> [Passage shown]

UNITED STATES

SECURITIES AND EXCHANGE COMMISSION

Washington, D.C. 20549

 


 

FORM 8-K

 


 

CURRENT REPORT

PURSUANT TO SECTION 13 OR 15(d) OF THE

SECURITIES EXCHANGE ACT OF 1934

 

Date of Report (Date of earliest event reported): February 19, 2014

 


 

Sunstone Hotel Investors, Inc.

(Exact Name of Registrant as Specified in Its Charter)

 


 

Maryland

 

001-32319

 

20-1296886

(State or Other Jurisdiction of
Incorporation or Organization)

 

(Commission File Number)

 

(I.R.S. Employer
Identification Number)

 

120 Vantis, Suite 350
Aliso Viejo, California

 

92656

(Address of Principal Executive Offices)

 

(Zip Code)

 

(949) 330-4000

(Registrant’s telephone number including area code)

 

N/A

(Former Name or Former Address, if Changed Since Last Report)

 

Check the appropriate box below if the Form 8-K filing is intended to simultaneously satisfy the filing obligation of the registrant under any of the following provisions:

 

o            Written communications pursuant to Rule 425 under the Securities Act (17 CFR 230.425)

 

o            Soliciting material pursuant to Rule 14a-12 under the Exchange Act (17 CFR 240.14a-12)

 

o            Pre-commencement communications pursuant to Rule 14d-2(b) under the Exchange Act (17 CFR 240.14d-2(b))

 

o            Pre-commencement communications pursuant to Rule 13e-4(c) under the Exchange Act (17 CFR 240.13e-4(c))

 

 

 



 

Item 2.02.  Results of Operations and Financial Condition.

 

On February 20, 2014, Sunstone Hotel Investors, Inc. (the “Company”) issued a press release regarding its financial results for the fourth quarter and year ended December 31, 2013. The press release referred to a supplemental information package that is available on the Company’s website, free of charge, at www.sunstonehotels.com. A copy of the press release and the supplemental information package are attached hereto as Exhibits 99.1 and 99.2, respectively, and are incorporated herein by this reference.

 

The information furnished pursuant to this Item 2.02, including Exhibit 99.1 and Exhibit 99.2, shall not be deemed “filed” for purposes of Section 18 of the Securities Exchange Act of 1934, as amended (the “Exchange Act”), or otherwise subject to the liabilities under that Section, and shall not be deemed to be incorporated by reference into any filing of the Company under the Securities Act of 1933, as amended, or the Exchange Act, regardless of any general incorporation language in such filing.

 

Item 5.02.  Departure of Directors or Certain Officers; Election of Directors; Appointment of Certain Officers; Compensatory Arrangements of Certain Officers.

[Element box records]
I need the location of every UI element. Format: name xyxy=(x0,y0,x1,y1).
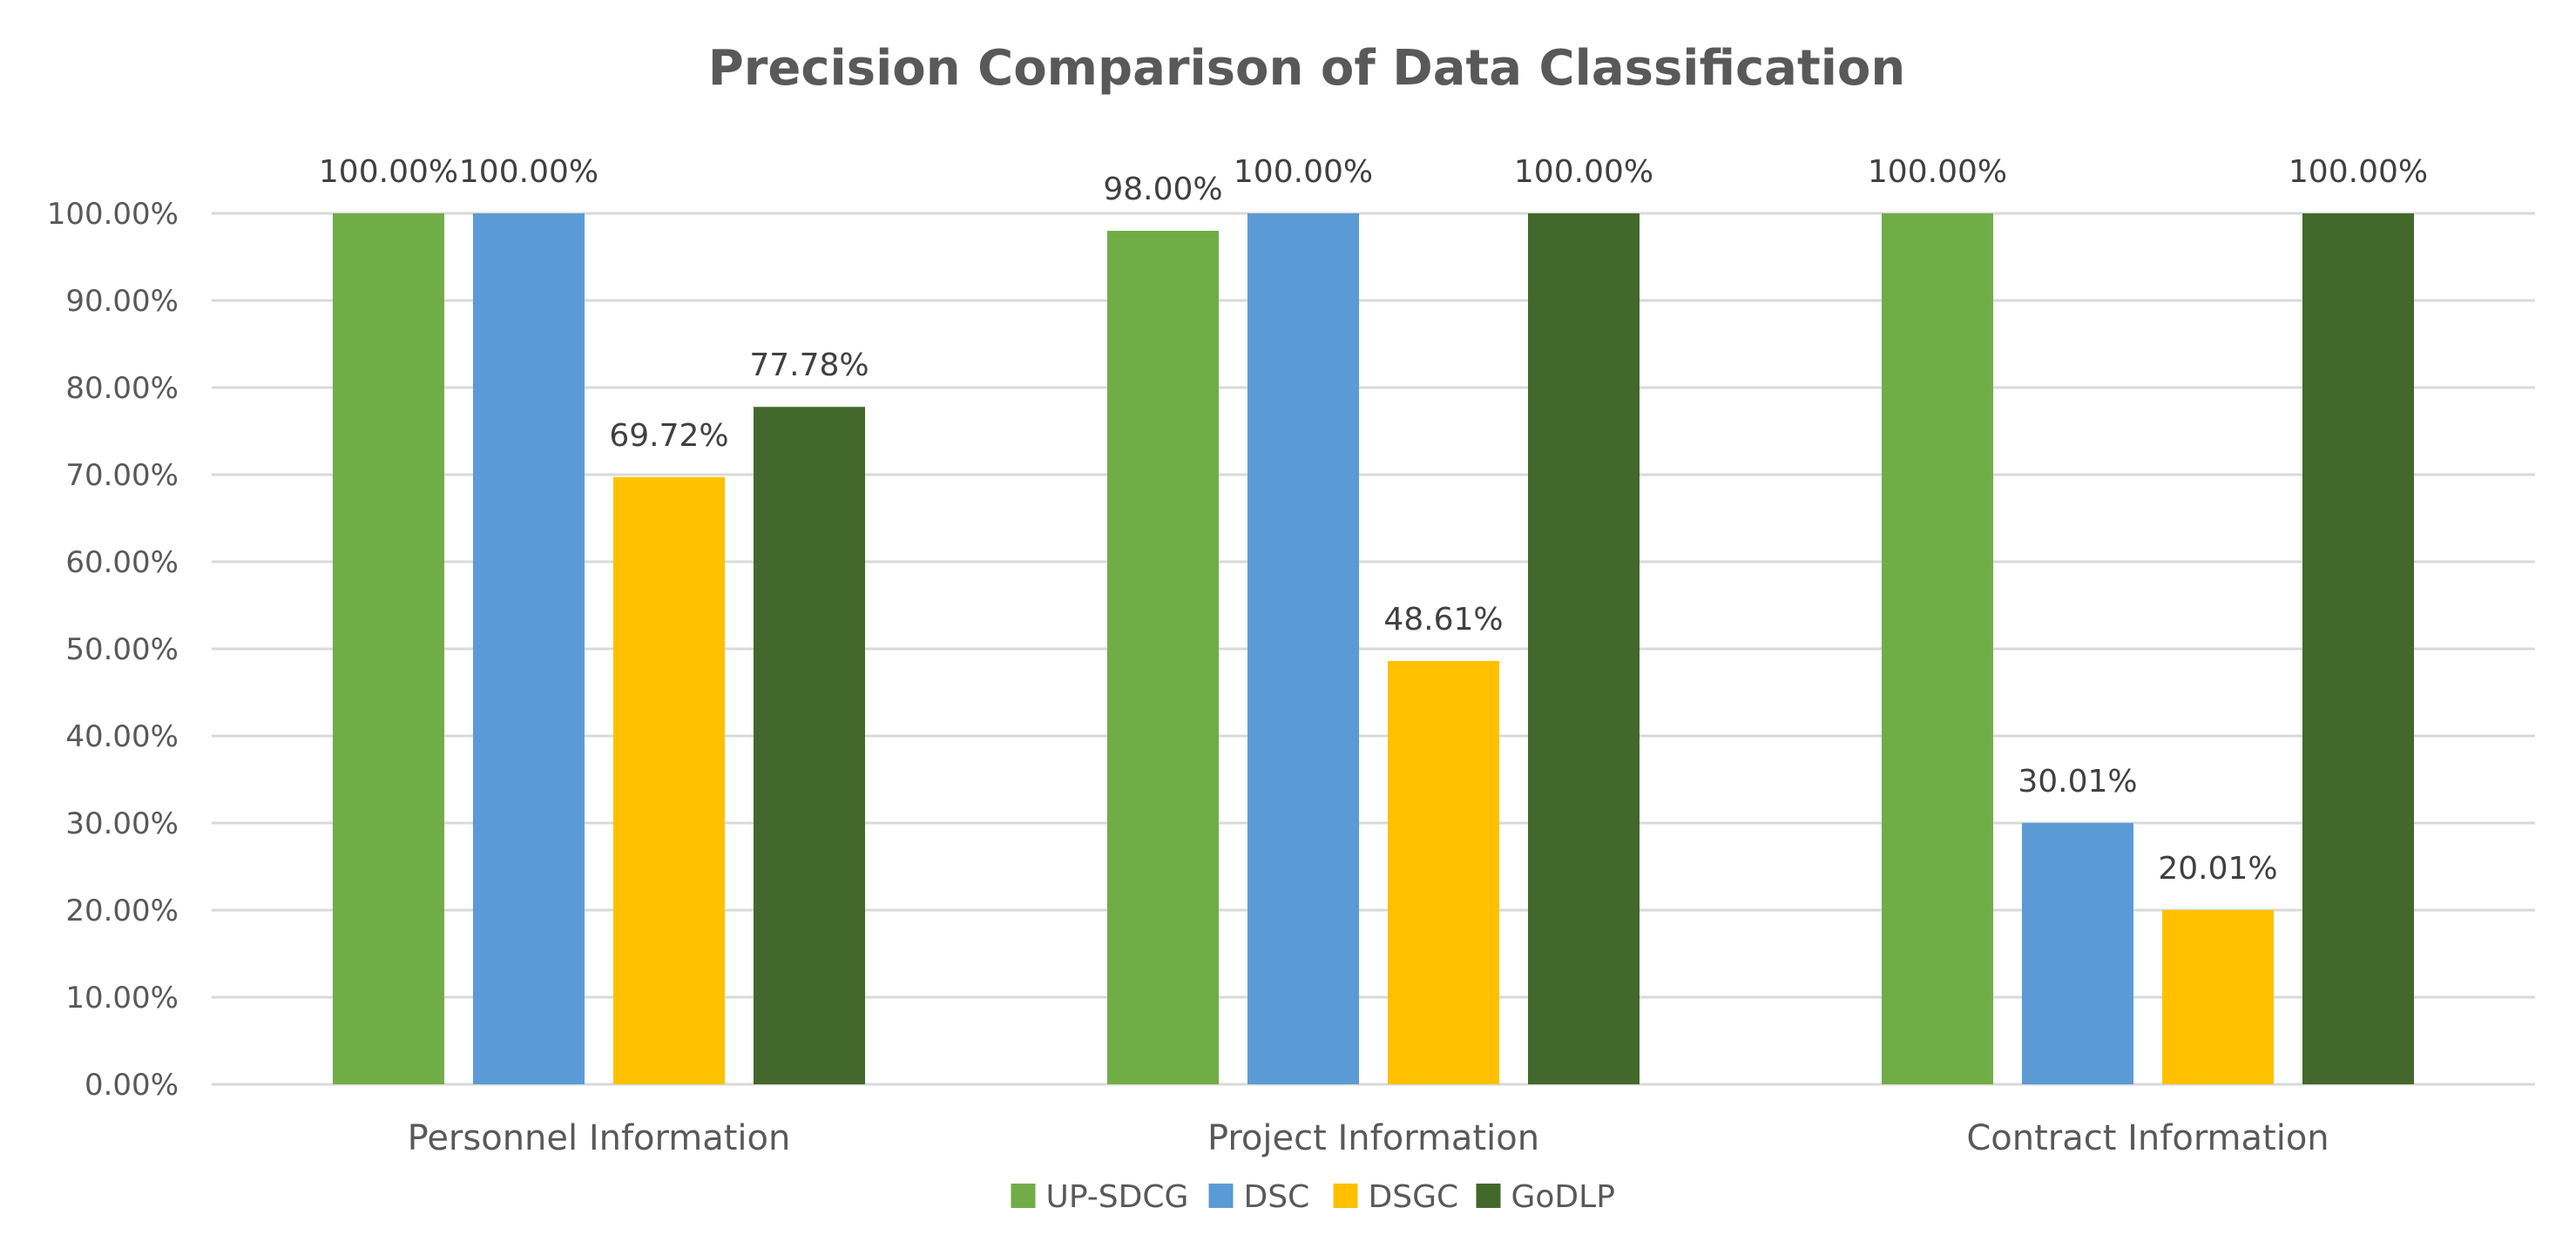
chart-title: Precision Comparison of Data Classificat… xyxy=(708,40,1906,97)
data-label: 30.01% xyxy=(2018,764,2137,800)
bar-up-sdcg xyxy=(333,213,444,1084)
legend-swatch xyxy=(1208,1184,1234,1208)
y-tick-label: 60.00% xyxy=(65,545,179,580)
legend-label: GoDLP xyxy=(1511,1179,1615,1215)
y-tick-label: 80.00% xyxy=(65,371,179,406)
y-tick-label: 0.00% xyxy=(85,1068,179,1103)
y-tick-label: 30.00% xyxy=(65,806,179,841)
legend-item: GoDLP xyxy=(1476,1179,1615,1215)
legend-label: DSC xyxy=(1244,1179,1310,1215)
x-axis-categories: Personnel Information Project Information… xyxy=(408,1118,2329,1158)
category-label: Personnel Information xyxy=(408,1118,791,1158)
legend-label: DSGC xyxy=(1369,1179,1459,1215)
bar-godlp xyxy=(2302,213,2414,1084)
y-axis-ticks: 0.00% 10.00% 20.00% 30.00% 40.00% 50.00% 60.00… xyxy=(47,197,179,1103)
data-labels: 100.00% 100.00%69.72%77.78%98.00% 100.00%4… xyxy=(319,154,2428,887)
category-label: Contract Information xyxy=(1966,1118,2329,1158)
data-label: 69.72% xyxy=(609,418,728,454)
data-label: 100.00% xyxy=(319,154,458,190)
data-label: 100.00% xyxy=(2289,154,2428,190)
bar-dsc xyxy=(2022,822,2133,1084)
data-label: 100.00% xyxy=(1234,154,1373,190)
legend-item: DSC xyxy=(1208,1179,1310,1215)
legend-label: UP-SDCG xyxy=(1046,1179,1189,1215)
y-tick-label: 10.00% xyxy=(65,981,179,1015)
legend-item: UP-SDCG xyxy=(1011,1179,1189,1215)
bar-dsgc xyxy=(1388,660,1499,1084)
y-tick-label: 90.00% xyxy=(65,284,179,319)
legend-swatch xyxy=(1476,1184,1501,1208)
legend: UP-SDCG DSC DSGC GoDLP xyxy=(1011,1179,1615,1215)
bar-up-sdcg xyxy=(1107,231,1219,1084)
bar-dsc xyxy=(473,213,585,1084)
bar-godlp xyxy=(754,407,865,1084)
data-label: 98.00% xyxy=(1103,172,1222,207)
data-label: 100.00% xyxy=(459,154,598,190)
legend-swatch xyxy=(1333,1184,1358,1208)
y-tick-label: 40.00% xyxy=(65,719,179,754)
bars xyxy=(333,213,2414,1084)
bar-up-sdcg xyxy=(1882,213,1993,1084)
legend-swatch xyxy=(1011,1184,1036,1208)
data-label: 48.61% xyxy=(1383,602,1503,638)
data-label: 77.78% xyxy=(749,347,869,383)
bar-dsgc xyxy=(2162,909,2274,1084)
y-tick-label: 100.00% xyxy=(47,197,179,232)
y-tick-label: 20.00% xyxy=(65,894,179,928)
bar-dsc xyxy=(1247,213,1359,1084)
gridlines xyxy=(212,212,2535,1086)
y-tick-label: 50.00% xyxy=(65,632,179,667)
data-label: 100.00% xyxy=(1868,154,2007,190)
bar-godlp xyxy=(1528,213,1640,1084)
category-label: Project Information xyxy=(1207,1118,1539,1158)
bar-dsgc xyxy=(613,476,725,1084)
legend-item: DSGC xyxy=(1333,1179,1459,1215)
y-tick-label: 70.00% xyxy=(65,458,179,493)
data-label: 100.00% xyxy=(1514,154,1653,190)
data-label: 20.01% xyxy=(2158,851,2277,887)
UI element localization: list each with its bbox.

> [Problem set]
1. Answer these questions from the filing:
(a) In which state is the company incorporated?
(b) What is the company's Commission File Number?
(c) On what date did the company issue its press release about financial results?
2. Quote the filing from "On February 20, 2014, Sunstone" up to and including "by this reference.".

> [Task answers]
1.
(a) Maryland
(b) 001-32319
(c) February 20, 2014

2.
On February 20, 2014, Sunstone Hotel Investors, Inc. (the “Company”) issued a press release regarding its financial results for the fourth quarter and year ended December 31, 2013. The press release referred to a supplemental information package that is available on the Company’s website, free of charge, at www.sunstonehotels.com. A copy of the press release and the supplemental information package are attached hereto as Exhibits 99.1 and 99.2, respectively, and are incorporated herein by this reference.